**Task brief:**
Copy the data below exactly, omitting any picture it contains.

_ _ _ _ _

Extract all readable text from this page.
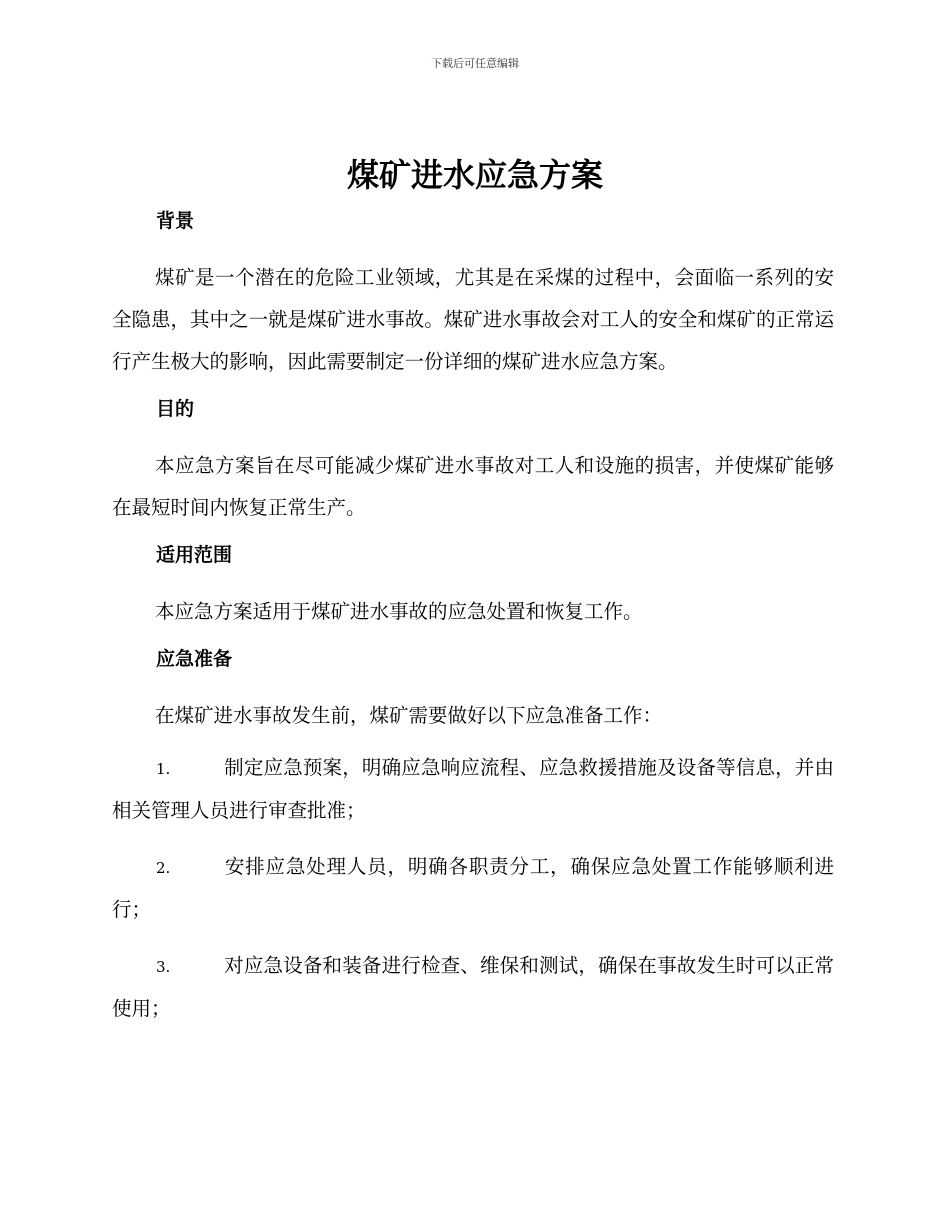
下载后可任意编辑
煤矿进水应急方案
背景

煤矿是一个潜在的危险工业领域，尤其是在采煤的过程中，会面临一系列的安全隐患，其中之一就是煤矿进水事故。煤矿进水事故会对工人的安全和煤矿的正常运行产生极大的影响，因此需要制定一份详细的煤矿进水应急方案。

目的

本应急方案旨在尽可能减少煤矿进水事故对工人和设施的损害，并使煤矿能够在最短时间内恢复正常生产。

适用范围

本应急方案适用于煤矿进水事故的应急处置和恢复工作。

应急准备

在煤矿进水事故发生前，煤矿需要做好以下应急准备工作：

1.	制定应急预案，明确应急响应流程、应急救援措施及设备等信息，并由相关管理人员进行审查批准；

2.	安排应急处理人员，明确各职责分工，确保应急处置工作能够顺利进行；

3.	对应急设备和装备进行检查、维保和测试，确保在事故发生时可以正常使用；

_ _ _ _ _

**Solution for this exercise:**
Extract all readable text from this page.
下载后可任意编辑
煤矿进水应急方案
背景

煤矿是一个潜在的危险工业领域，尤其是在采煤的过程中，会面临一系列的安全隐患，其中之一就是煤矿进水事故。煤矿进水事故会对工人的安全和煤矿的正常运行产生极大的影响，因此需要制定一份详细的煤矿进水应急方案。

目的

本应急方案旨在尽可能减少煤矿进水事故对工人和设施的损害，并使煤矿能够在最短时间内恢复正常生产。

适用范围

本应急方案适用于煤矿进水事故的应急处置和恢复工作。

应急准备

在煤矿进水事故发生前，煤矿需要做好以下应急准备工作：

1.	制定应急预案，明确应急响应流程、应急救援措施及设备等信息，并由相关管理人员进行审查批准；

2.	安排应急处理人员，明确各职责分工，确保应急处置工作能够顺利进行；

3.	对应急设备和装备进行检查、维保和测试，确保在事故发生时可以正常使用；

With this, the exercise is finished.